-- Written exercise --
Omit any picture, and return the remaining data exactly as written.

-- Records for this exercise --
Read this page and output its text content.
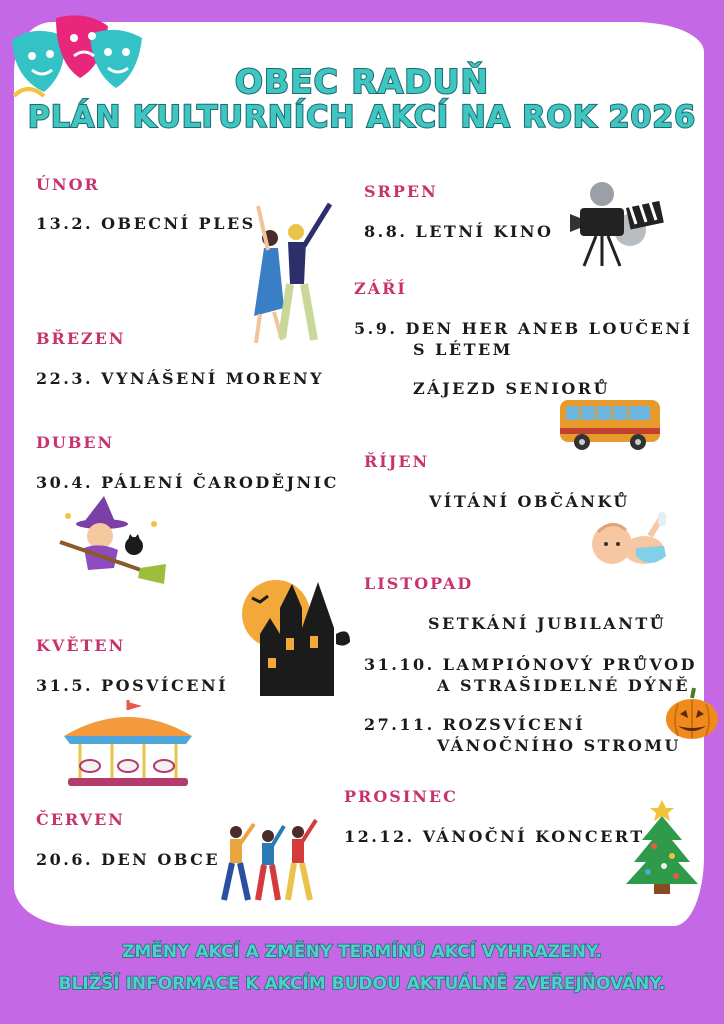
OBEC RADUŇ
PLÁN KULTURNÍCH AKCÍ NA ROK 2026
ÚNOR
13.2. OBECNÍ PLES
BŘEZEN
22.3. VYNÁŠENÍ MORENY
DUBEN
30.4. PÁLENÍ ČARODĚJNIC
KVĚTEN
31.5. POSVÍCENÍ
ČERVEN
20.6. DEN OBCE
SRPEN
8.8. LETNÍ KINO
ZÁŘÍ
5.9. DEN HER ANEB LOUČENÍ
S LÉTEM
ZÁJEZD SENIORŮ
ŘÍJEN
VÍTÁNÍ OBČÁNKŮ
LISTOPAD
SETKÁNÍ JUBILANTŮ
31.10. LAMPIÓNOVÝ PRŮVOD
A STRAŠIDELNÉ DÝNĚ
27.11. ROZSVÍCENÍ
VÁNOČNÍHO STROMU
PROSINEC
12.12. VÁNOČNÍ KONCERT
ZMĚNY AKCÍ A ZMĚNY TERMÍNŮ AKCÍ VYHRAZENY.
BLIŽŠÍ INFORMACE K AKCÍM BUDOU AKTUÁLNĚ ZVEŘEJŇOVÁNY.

-- Response --
Read this page and output its text content.
OBEC RADUŇ
PLÁN KULTURNÍCH AKCÍ NA ROK 2026
ÚNOR
13.2. OBECNÍ PLES
BŘEZEN
22.3. VYNÁŠENÍ MORENY
DUBEN
30.4. PÁLENÍ ČARODĚJNIC
KVĚTEN
31.5. POSVÍCENÍ
ČERVEN
20.6. DEN OBCE
SRPEN
8.8. LETNÍ KINO
ZÁŘÍ
5.9. DEN HER ANEB LOUČENÍ
S LÉTEM
ZÁJEZD SENIORŮ
ŘÍJEN
VÍTÁNÍ OBČÁNKŮ
LISTOPAD
SETKÁNÍ JUBILANTŮ
31.10. LAMPIÓNOVÝ PRŮVOD
A STRAŠIDELNÉ DÝNĚ
27.11. ROZSVÍCENÍ
VÁNOČNÍHO STROMU
PROSINEC
12.12. VÁNOČNÍ KONCERT
ZMĚNY AKCÍ A ZMĚNY TERMÍNŮ AKCÍ VYHRAZENY.
BLIŽŠÍ INFORMACE K AKCÍM BUDOU AKTUÁLNĚ ZVEŘEJŇOVÁNY.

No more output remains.